→ **STATED GOAL**
How many lines of these records hold the string "text"? Reply with the number alone.

→ **DATASET ENTRIES**

+ + +

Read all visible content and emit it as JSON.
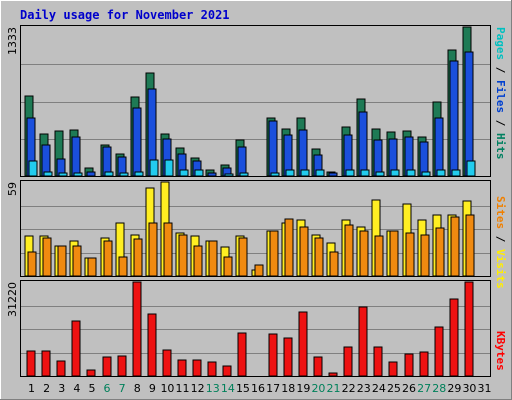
{
  "chart_data": {
    "type": "bar",
    "title": "Daily usage for November 2021",
    "categories": [
      "1",
      "2",
      "3",
      "4",
      "5",
      "6",
      "7",
      "8",
      "9",
      "10",
      "11",
      "12",
      "13",
      "14",
      "15",
      "16",
      "17",
      "18",
      "19",
      "20",
      "21",
      "22",
      "23",
      "24",
      "25",
      "26",
      "27",
      "28",
      "29",
      "30",
      "31"
    ],
    "weekend_days": [
      "6",
      "7",
      "13",
      "14",
      "20",
      "21",
      "27",
      "28"
    ],
    "grid": true,
    "panels": [
      {
        "id": "hits",
        "ymax_label": "1333",
        "ylim": [
          0,
          1333
        ],
        "side_labels": [
          {
            "text": "Pages",
            "color": "#00c0c0"
          },
          {
            "text": " / ",
            "color": "#000000"
          },
          {
            "text": "Files",
            "color": "#0040d0"
          },
          {
            "text": " / ",
            "color": "#000000"
          },
          {
            "text": "Hits",
            "color": "#008060"
          }
        ],
        "series": [
          {
            "name": "Hits",
            "color": "#1e7a55",
            "values": [
              720,
              380,
              400,
              410,
              70,
              280,
              200,
              710,
              920,
              380,
              250,
              160,
              50,
              100,
              320,
              0,
              520,
              420,
              520,
              240,
              40,
              440,
              690,
              420,
              390,
              400,
              350,
              660,
              1130,
              1333,
              0
            ]
          },
          {
            "name": "Files",
            "color": "#1a4fdc",
            "values": [
              520,
              280,
              150,
              350,
              35,
              260,
              170,
              610,
              780,
              330,
              200,
              130,
              30,
              70,
              260,
              0,
              490,
              370,
              410,
              190,
              25,
              370,
              570,
              320,
              330,
              350,
              300,
              520,
              1030,
              1110,
              0
            ]
          },
          {
            "name": "Pages",
            "color": "#22ccee",
            "values": [
              130,
              40,
              30,
              30,
              0,
              40,
              30,
              40,
              140,
              140,
              50,
              50,
              0,
              20,
              30,
              0,
              30,
              50,
              50,
              50,
              0,
              50,
              50,
              40,
              50,
              50,
              40,
              50,
              50,
              130,
              0
            ]
          }
        ]
      },
      {
        "id": "visits",
        "ymax_label": "59",
        "ylim": [
          0,
          59
        ],
        "side_labels": [
          {
            "text": "Sites",
            "color": "#f08000"
          },
          {
            "text": " / ",
            "color": "#000000"
          },
          {
            "text": "Visits",
            "color": "#ffee00"
          }
        ],
        "series": [
          {
            "name": "Visits",
            "color": "#ffee22",
            "values": [
              25,
              25,
              19,
              22,
              11,
              24,
              33,
              26,
              55,
              59,
              27,
              25,
              22,
              18,
              25,
              4,
              28,
              33,
              35,
              26,
              21,
              35,
              31,
              48,
              28,
              45,
              35,
              38,
              38,
              47,
              0
            ]
          },
          {
            "name": "Sites",
            "color": "#f08a10",
            "values": [
              15,
              24,
              19,
              19,
              11,
              22,
              12,
              23,
              33,
              33,
              26,
              19,
              22,
              12,
              24,
              7,
              28,
              36,
              31,
              24,
              15,
              32,
              28,
              25,
              28,
              27,
              26,
              30,
              37,
              38,
              0
            ]
          }
        ]
      },
      {
        "id": "kbytes",
        "ymax_label": "31220",
        "ylim": [
          0,
          31220
        ],
        "side_labels": [
          {
            "text": "KBytes",
            "color": "#ff0000"
          }
        ],
        "series": [
          {
            "name": "KBytes",
            "color": "#ee1111",
            "values": [
              8200,
              8200,
              5100,
              18200,
              2100,
              6200,
              6600,
              31220,
              20600,
              8600,
              5400,
              5400,
              4500,
              3400,
              14300,
              0,
              13800,
              12500,
              21200,
              6400,
              1000,
              9600,
              22800,
              9600,
              4700,
              7400,
              8000,
              16400,
              25600,
              31220,
              0
            ]
          }
        ]
      }
    ]
  }
}
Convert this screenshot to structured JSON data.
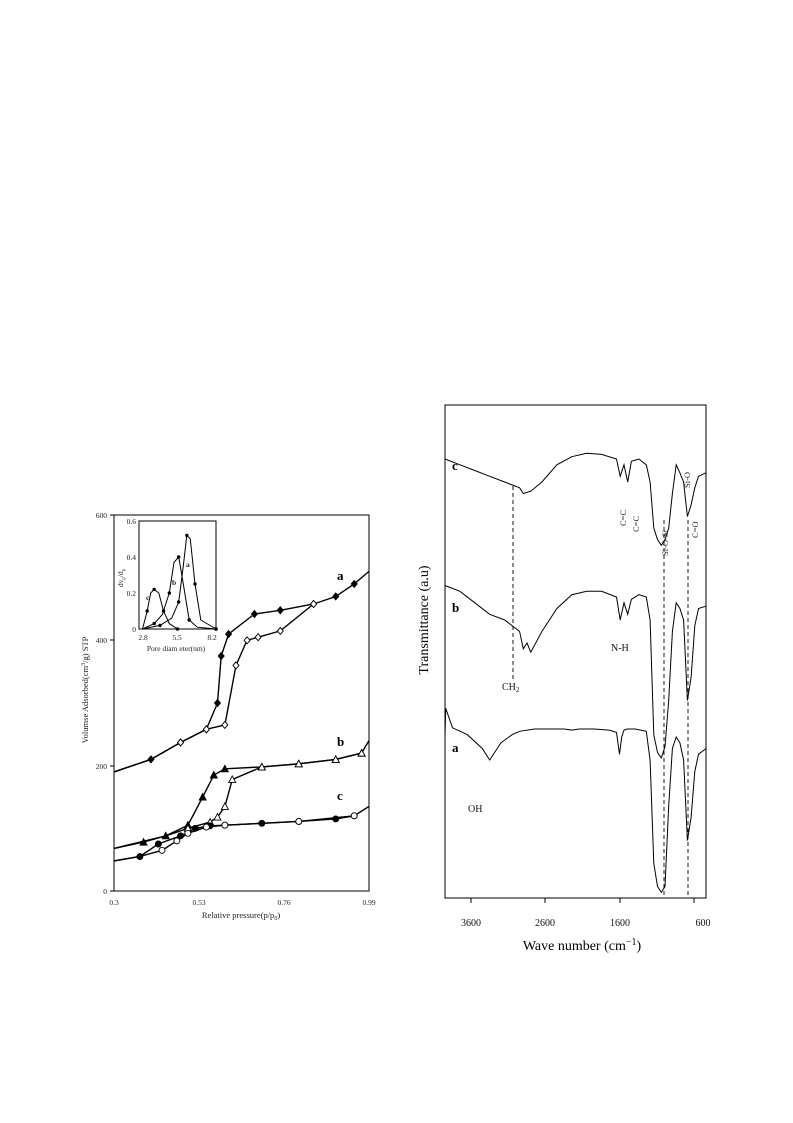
{
  "chart_data": [
    {
      "type": "line",
      "xlabel": "Relative pressure(p/p0)",
      "ylabel": "Volumse Adsorbed(cm3/g) STP",
      "xlim": [
        0.3,
        0.99
      ],
      "ylim": [
        0,
        600
      ],
      "xticks": [
        "0.3",
        "0.53",
        "0.76",
        "0.99"
      ],
      "yticks": [
        "0",
        "200",
        "400",
        "600"
      ],
      "series": [
        {
          "name": "a",
          "marker": "diamond",
          "adsorption": {
            "x": [
              0.3,
              0.4,
              0.48,
              0.55,
              0.58,
              0.59,
              0.61,
              0.68,
              0.75,
              0.84,
              0.9,
              0.95,
              0.99
            ],
            "y": [
              190,
              210,
              237,
              258,
              300,
              375,
              410,
              442,
              448,
              458,
              470,
              490,
              510
            ]
          },
          "desorption": {
            "x": [
              0.3,
              0.4,
              0.48,
              0.55,
              0.6,
              0.63,
              0.66,
              0.69,
              0.75,
              0.84
            ],
            "y": [
              190,
              210,
              237,
              258,
              265,
              360,
              400,
              405,
              415,
              458
            ]
          }
        },
        {
          "name": "b",
          "marker": "triangle",
          "adsorption": {
            "x": [
              0.3,
              0.38,
              0.44,
              0.5,
              0.54,
              0.57,
              0.6,
              0.7,
              0.8,
              0.9,
              0.97,
              0.99
            ],
            "y": [
              68,
              78,
              88,
              105,
              150,
              185,
              195,
              198,
              203,
              210,
              220,
              240
            ]
          },
          "desorption": {
            "x": [
              0.3,
              0.44,
              0.5,
              0.56,
              0.58,
              0.6,
              0.62,
              0.7,
              0.8,
              0.9,
              0.97
            ],
            "y": [
              68,
              88,
              100,
              110,
              118,
              135,
              178,
              198,
              203,
              210,
              220
            ]
          }
        },
        {
          "name": "c",
          "marker": "circle",
          "adsorption": {
            "x": [
              0.3,
              0.37,
              0.42,
              0.48,
              0.52,
              0.56,
              0.6,
              0.7,
              0.8,
              0.9,
              0.95,
              0.99
            ],
            "y": [
              48,
              55,
              75,
              88,
              100,
              104,
              105,
              108,
              111,
              115,
              120,
              135
            ]
          },
          "desorption": {
            "x": [
              0.3,
              0.37,
              0.43,
              0.47,
              0.5,
              0.55,
              0.6,
              0.8,
              0.95
            ],
            "y": [
              48,
              55,
              65,
              80,
              92,
              102,
              105,
              111,
              120
            ]
          }
        }
      ],
      "inset": {
        "xlabel": "Pore diameter(nm)",
        "ylabel": "dvp/dlp",
        "xticks": [
          "2.8",
          "5.5",
          "8.2"
        ],
        "yticks": [
          "0",
          "0.2",
          "0.4",
          "0.6"
        ],
        "xlim": [
          2.2,
          8.8
        ],
        "ylim": [
          0,
          0.6
        ],
        "series": [
          {
            "name": "a",
            "x": [
              2.5,
              4.0,
              5.0,
              5.6,
              6.0,
              6.3,
              6.6,
              7.0,
              7.5,
              8.8
            ],
            "y": [
              0.0,
              0.02,
              0.06,
              0.15,
              0.35,
              0.52,
              0.5,
              0.25,
              0.05,
              0.0
            ]
          },
          {
            "name": "b",
            "x": [
              2.5,
              3.5,
              4.2,
              4.8,
              5.2,
              5.6,
              6.0,
              6.5,
              7.2,
              8.8
            ],
            "y": [
              0.0,
              0.03,
              0.08,
              0.2,
              0.37,
              0.4,
              0.25,
              0.05,
              0.01,
              0.0
            ]
          },
          {
            "name": "c",
            "x": [
              2.5,
              2.9,
              3.2,
              3.5,
              3.9,
              4.3,
              4.8,
              5.5,
              6.5,
              8.8
            ],
            "y": [
              0.0,
              0.1,
              0.2,
              0.22,
              0.2,
              0.1,
              0.03,
              0.0,
              0.0,
              0.0
            ]
          }
        ]
      }
    },
    {
      "type": "line",
      "xlabel": "Wave number (cm⁻¹)",
      "ylabel": "Transmittance (a.u)",
      "xlim": [
        4000,
        500
      ],
      "xticks": [
        "3600",
        "2600",
        "1600",
        "600"
      ],
      "annotations": [
        "OH",
        "CH2",
        "N-H",
        "C=C",
        "C=C",
        "Si-O-Si",
        "Si-O",
        "C=O"
      ],
      "series": [
        {
          "name": "a",
          "x": [
            4000,
            3990,
            3900,
            3700,
            3500,
            3400,
            3250,
            3100,
            3000,
            2800,
            2600,
            2400,
            2300,
            2200,
            2000,
            1800,
            1700,
            1660,
            1630,
            1600,
            1560,
            1450,
            1300,
            1250,
            1200,
            1150,
            1100,
            1050,
            1000,
            950,
            900,
            850,
            800,
            750,
            700,
            650,
            600,
            500
          ],
          "y": [
            20,
            45,
            28,
            22,
            10,
            0,
            15,
            22,
            25,
            27,
            27,
            27,
            26,
            27,
            27,
            26,
            24,
            5,
            20,
            26,
            27,
            27,
            25,
            0,
            -90,
            -110,
            -115,
            -110,
            -40,
            10,
            20,
            15,
            0,
            -70,
            -50,
            -10,
            5,
            10
          ]
        },
        {
          "name": "b",
          "x": [
            4000,
            3800,
            3600,
            3400,
            3200,
            3000,
            2950,
            2900,
            2850,
            2700,
            2500,
            2300,
            2100,
            1900,
            1700,
            1650,
            1600,
            1550,
            1500,
            1400,
            1300,
            1250,
            1200,
            1150,
            1100,
            1050,
            1000,
            950,
            900,
            850,
            800,
            750,
            700,
            650,
            600,
            500
          ],
          "y": [
            30,
            25,
            15,
            5,
            0,
            -10,
            -25,
            -20,
            -28,
            -10,
            10,
            22,
            25,
            25,
            20,
            0,
            15,
            5,
            18,
            22,
            20,
            0,
            -100,
            -115,
            -120,
            -110,
            -70,
            -10,
            15,
            10,
            0,
            -70,
            -50,
            -5,
            10,
            12
          ]
        },
        {
          "name": "c",
          "x": [
            4000,
            3800,
            3600,
            3400,
            3200,
            3000,
            2950,
            2850,
            2700,
            2500,
            2300,
            2100,
            1900,
            1700,
            1650,
            1600,
            1550,
            1500,
            1400,
            1300,
            1250,
            1200,
            1150,
            1100,
            1050,
            1000,
            950,
            900,
            850,
            800,
            750,
            700,
            650,
            600,
            500
          ],
          "y": [
            20,
            15,
            10,
            5,
            0,
            -5,
            -10,
            -8,
            0,
            15,
            22,
            25,
            24,
            20,
            5,
            15,
            0,
            18,
            20,
            15,
            0,
            -40,
            -50,
            -55,
            -50,
            -40,
            -10,
            15,
            8,
            0,
            -30,
            -20,
            -5,
            5,
            8
          ]
        }
      ]
    }
  ],
  "left_panel": {
    "y_axis_label_main": "Volumse Adsorbed(cm",
    "y_axis_label_sup": "3",
    "y_axis_label_end": "/g) STP",
    "x_axis_label_main": "Relative pressure(p/p",
    "x_axis_label_sub": "0",
    "x_axis_label_end": ")",
    "yticks": [
      "0",
      "200",
      "400",
      "600"
    ],
    "xticks": [
      "0.3",
      "0.53",
      "0.76",
      "0.99"
    ],
    "series_labels": [
      "a",
      "b",
      "c"
    ],
    "inset": {
      "ylabel_main": "dv",
      "ylabel_sub1": "p",
      "ylabel_mid": "/d",
      "ylabel_sub2": "p",
      "xlabel": "Pore diam eter(nm)",
      "yticks": [
        "0",
        "0.2",
        "0.4",
        "0.6"
      ],
      "xticks": [
        "2.8",
        "5.5",
        "8.2"
      ],
      "series_labels": [
        "a",
        "b",
        "c"
      ]
    }
  },
  "right_panel": {
    "ylabel": "Transmittance (a.u)",
    "xlabel_main": "Wave number (cm",
    "xlabel_sup": "−1",
    "xlabel_end": ")",
    "xticks": [
      "3600",
      "2600",
      "1600",
      "600"
    ],
    "series_labels": [
      "c",
      "b",
      "a"
    ],
    "annotations": {
      "oh": "OH",
      "ch2_main": "CH",
      "ch2_sub": "2",
      "nh": "N-H",
      "cc1": "C=C",
      "cc2": "C=C",
      "siosi": "Si-O-Si",
      "sio": "Si-O",
      "co": "C=O"
    }
  }
}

+ + +

→ **SOLUTION TO THIS PROBLEM**
9